__WHAT TO PRODUCE__: Every entry here needs to be repeated exactly.

==== MATERIAL TO PROCESS ====

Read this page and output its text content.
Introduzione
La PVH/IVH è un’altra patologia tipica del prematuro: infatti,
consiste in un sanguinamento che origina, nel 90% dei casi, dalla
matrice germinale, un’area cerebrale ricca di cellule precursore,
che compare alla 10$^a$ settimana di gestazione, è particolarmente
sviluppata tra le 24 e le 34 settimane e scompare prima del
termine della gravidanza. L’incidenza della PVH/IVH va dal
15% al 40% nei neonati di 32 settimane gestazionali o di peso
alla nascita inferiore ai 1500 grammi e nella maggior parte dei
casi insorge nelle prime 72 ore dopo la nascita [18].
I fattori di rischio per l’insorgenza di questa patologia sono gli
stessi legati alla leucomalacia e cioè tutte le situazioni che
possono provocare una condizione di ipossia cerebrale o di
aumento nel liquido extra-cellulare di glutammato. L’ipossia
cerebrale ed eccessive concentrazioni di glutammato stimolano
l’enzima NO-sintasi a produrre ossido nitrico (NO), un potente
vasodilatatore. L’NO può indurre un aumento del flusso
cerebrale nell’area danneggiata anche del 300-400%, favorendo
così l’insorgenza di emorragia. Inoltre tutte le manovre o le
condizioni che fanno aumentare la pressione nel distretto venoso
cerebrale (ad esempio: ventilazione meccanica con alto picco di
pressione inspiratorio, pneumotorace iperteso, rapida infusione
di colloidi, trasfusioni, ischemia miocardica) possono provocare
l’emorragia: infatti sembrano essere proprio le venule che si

====

__EXERCISE SOLUTION__:
Read this page and output its text content.
Introduzione
La PVH/IVH è un’altra patologia tipica del prematuro: infatti,
consiste in un sanguinamento che origina, nel 90% dei casi, dalla
matrice germinale, un’area cerebrale ricca di cellule precursore,
che compare alla 10$^a$ settimana di gestazione, è particolarmente
sviluppata tra le 24 e le 34 settimane e scompare prima del
termine della gravidanza. L’incidenza della PVH/IVH va dal
15% al 40% nei neonati di 32 settimane gestazionali o di peso
alla nascita inferiore ai 1500 grammi e nella maggior parte dei
casi insorge nelle prime 72 ore dopo la nascita [18].
I fattori di rischio per l’insorgenza di questa patologia sono gli
stessi legati alla leucomalacia e cioè tutte le situazioni che
possono provocare una condizione di ipossia cerebrale o di
aumento nel liquido extra-cellulare di glutammato. L’ipossia
cerebrale ed eccessive concentrazioni di glutammato stimolano
l’enzima NO-sintasi a produrre ossido nitrico (NO), un potente
vasodilatatore. L’NO può indurre un aumento del flusso
cerebrale nell’area danneggiata anche del 300-400%, favorendo
così l’insorgenza di emorragia. Inoltre tutte le manovre o le
condizioni che fanno aumentare la pressione nel distretto venoso
cerebrale (ad esempio: ventilazione meccanica con alto picco di
pressione inspiratorio, pneumotorace iperteso, rapida infusione
di colloidi, trasfusioni, ischemia miocardica) possono provocare
l’emorragia: infatti sembrano essere proprio le venule che si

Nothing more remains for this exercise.